Article »
▼

The reality for many working women in the early Twentieth Century, especially for those that worked in mills and factories, was confinement to jobs that regularly exploited them. They worked as much as 70 hours a week for three dollars or less. It’s important that we never forget that part of women's history.
The female gender has paid its price and earned its place in the American workforce; nothing was given to us. Women even played an active role in the unionization of American workers. The price of our inclusion was high, and some women lost their lives in the process.
Triangle Shirtwaist Factory
The site of the first major strike of women workers in the US was the Triangle Shirtwaist Factory. In the early 20th Century, hazardous working conditions were the norm in American industry, and the Triangle Shirtwaist Factory wasn’t an exception. Its overcrowded working conditions, poor ventilation system, and dangerous machinery initiated a local union strike against Triangle.
National feminist figures like Lillian Wald (photo, left) spoke in support of the strike at NY rallies. A spirit of solidarity grew throughout New York's clothing factories and in the fall of 1909 a general strike was called. Twenty thousand workers (4/5 of them women) walked off their jobs.
A strike limited to one company became the first large scale strike of women workers in American history. Unfortunately, although the strike was able to secure a small wage increase, union demands for increased fire safety were not addressed. This was a failure that had tragic consequences less than two years later.
Major Industrial Disaster
The New York City Triangle Shirtwaist Factory Fire on Saturday, March 25, 1911, is one of the largest documented industrial disasters in
America’s history. It was marked as the worst workplace disaster in New York City until the tragic events of 9/11. Many workers lost their lives, most of them were women. (The photo on the right is of a fire truck responding to the blaze.)
The Triangle workers had a nine-hour day during the week, in addition to the seven hours worked on Saturdays. It was a practice of Triangle management to lock the exits until the end of a work shift to prevent workers from taking breaks during work. These practices led to the death of 146 garment workers (116 of them women).
As a result of management practices, workers were not able to escape when a fire quickly engulfed the workplace and turned it into a burning inferno. Workers either died in the fire or died jumping from the building to escape the flames. The factory was on the eighth, ninth and tenth floors of the Asch building, and the ladders of arriving fire trucks could not reach workers. One hundred women perished in the burning building as a result of blocked exits and a lack of fire escape routes. Six of the victims were never identified. Victims died of burns, asphyxiation, blunt impact injuries, or a combination of the three. In shades of 9/11, a man was seen kissing a young woman at the window before they jumped together to their deaths.

▲

Provided data »
▼

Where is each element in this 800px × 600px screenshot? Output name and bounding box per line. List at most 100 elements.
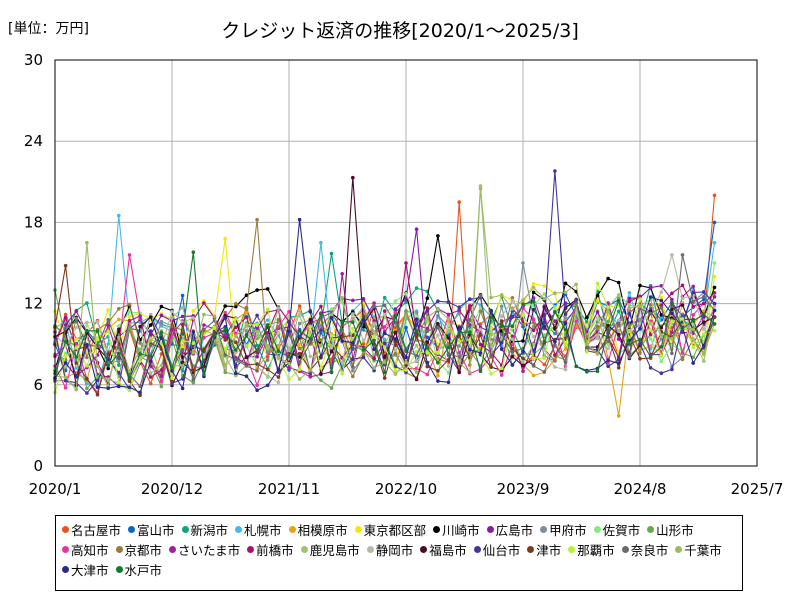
data-point (265, 358, 270, 362)
data-point (414, 353, 419, 358)
data-point (436, 234, 440, 238)
data-point (574, 297, 578, 302)
data-point (648, 295, 653, 299)
data-point (531, 318, 536, 322)
data-point (117, 345, 121, 350)
data-point (340, 319, 345, 324)
data-point (457, 305, 462, 310)
legend-marker-icon (169, 545, 177, 553)
legend-label: 奈良市 (630, 542, 669, 558)
data-point (74, 309, 79, 314)
data-point (159, 374, 164, 379)
legend-label: 静岡市 (375, 542, 414, 558)
data-point (457, 330, 462, 335)
data-point (436, 321, 440, 326)
data-point (659, 359, 664, 364)
data-point (138, 352, 142, 356)
chart-title: クレジット返済の推移[2020/1～2025/3] (221, 20, 579, 42)
data-point (382, 303, 387, 308)
data-point (297, 351, 302, 356)
data-point (234, 325, 238, 330)
x-tick-label: 2023/9 (497, 480, 550, 498)
x-tick-label: 2020/12 (141, 480, 203, 498)
data-point (340, 372, 345, 376)
data-point (680, 253, 685, 257)
unit-label: [単位：万円] (8, 21, 89, 37)
data-point (531, 373, 536, 378)
data-point (117, 370, 121, 375)
data-point (670, 291, 674, 296)
legend-label: 甲府市 (549, 522, 587, 538)
data-point (180, 347, 185, 352)
data-point (648, 354, 653, 359)
data-point (542, 324, 547, 329)
x-tick-label: 2022/10 (375, 480, 437, 498)
legend-marker-icon (62, 525, 69, 533)
data-point (425, 360, 430, 365)
data-point (553, 319, 557, 324)
data-point (159, 330, 164, 335)
data-point (616, 337, 621, 341)
data-point (691, 337, 695, 341)
data-point (659, 326, 664, 330)
data-point (489, 344, 493, 349)
data-point (244, 334, 249, 338)
data-point (148, 375, 153, 379)
data-point (297, 308, 302, 313)
data-point (85, 391, 89, 395)
data-point (638, 341, 642, 346)
data-point (127, 302, 132, 307)
data-point (287, 365, 291, 370)
data-point (404, 360, 408, 365)
data-point (361, 352, 366, 357)
data-point (255, 362, 259, 366)
data-point (425, 306, 430, 310)
data-point (63, 361, 68, 365)
data-point (319, 304, 323, 309)
data-point (265, 346, 270, 351)
data-point (117, 324, 121, 328)
data-point (297, 360, 302, 365)
data-point (351, 365, 355, 369)
data-point (159, 363, 164, 368)
data-point (446, 380, 451, 385)
data-point (244, 364, 249, 368)
data-point (553, 339, 557, 344)
data-point (361, 348, 366, 352)
data-point (659, 305, 664, 310)
data-point (648, 337, 653, 341)
x-tick-label: 2021/11 (258, 480, 320, 498)
data-point (521, 313, 525, 318)
data-point (457, 311, 462, 316)
data-point (499, 319, 504, 323)
data-point (702, 332, 706, 336)
data-point (180, 363, 185, 368)
legend-label: 鹿児島市 (309, 542, 360, 558)
data-point (436, 333, 440, 338)
legend-item: 新潟市 (181, 519, 228, 539)
data-point (468, 330, 472, 334)
data-point (595, 333, 600, 338)
data-point (606, 323, 610, 328)
data-point (499, 293, 504, 297)
data-point (170, 369, 174, 373)
data-point (74, 316, 79, 321)
data-point (127, 310, 132, 314)
data-point (308, 340, 313, 345)
data-point (63, 378, 68, 383)
data-point (255, 349, 259, 353)
data-point (531, 364, 536, 368)
legend-item: 前橋市 (247, 539, 294, 559)
data-point (74, 387, 79, 392)
legend-label: 山形市 (656, 522, 694, 538)
data-point (95, 378, 100, 383)
data-point (414, 370, 419, 375)
data-point (436, 379, 440, 383)
data-point (372, 304, 376, 309)
data-point (659, 290, 664, 295)
legend-marker-icon (354, 525, 362, 533)
data-point (712, 304, 717, 309)
data-point (414, 377, 419, 382)
data-point (563, 360, 568, 365)
data-point (531, 356, 536, 361)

▲

Challenge A »
Answer these questions using the article on the Triangle Shirtwaist Factory:
(i) How many workers walked off their jobs when the general strike was called in the fall of 1909?
(ii) On what date did the Triangle Shirtwaist Factory fire take place?
(iii) On which floors of the Asch building was the factory located?
Challenge B »
In the entries, rewrite the lines from the one with "data-point (265, 358, 270, 362)" up to and including the one with "data-point (180, 347, 185, 352)", substituting "legend-text" for "legend-label" and leaving everything else unchanged. Give only those lines.
The text and the entries come from unrelated sources.

Exercise output A »
(i) Twenty thousand workers.
(ii) Saturday, March 25, 1911.
(iii) The eighth, ninth and tenth floors.

Exercise output B »
data-point (265, 358, 270, 362)
data-point (414, 353, 419, 358)
data-point (436, 234, 440, 238)
data-point (574, 297, 578, 302)
data-point (648, 295, 653, 299)
data-point (531, 318, 536, 322)
data-point (117, 345, 121, 350)
data-point (340, 319, 345, 324)
data-point (457, 305, 462, 310)
legend-marker-icon (169, 545, 177, 553)
legend-text: 奈良市 (630, 542, 669, 558)
data-point (74, 309, 79, 314)
data-point (159, 374, 164, 379)
legend-text: 静岡市 (375, 542, 414, 558)
data-point (457, 330, 462, 335)
data-point (436, 321, 440, 326)
data-point (659, 359, 664, 364)
data-point (138, 352, 142, 356)
chart-title: クレジット返済の推移[2020/1～2025/3] (221, 20, 579, 42)
data-point (382, 303, 387, 308)
data-point (297, 351, 302, 356)
data-point (234, 325, 238, 330)
x-tick-label: 2023/9 (497, 480, 550, 498)
x-tick-label: 2020/12 (141, 480, 203, 498)
data-point (340, 372, 345, 376)
data-point (680, 253, 685, 257)
unit-label: [単位：万円] (8, 21, 89, 37)
data-point (531, 373, 536, 378)
data-point (117, 370, 121, 375)
data-point (670, 291, 674, 296)
legend-text: 甲府市 (549, 522, 587, 538)
data-point (180, 347, 185, 352)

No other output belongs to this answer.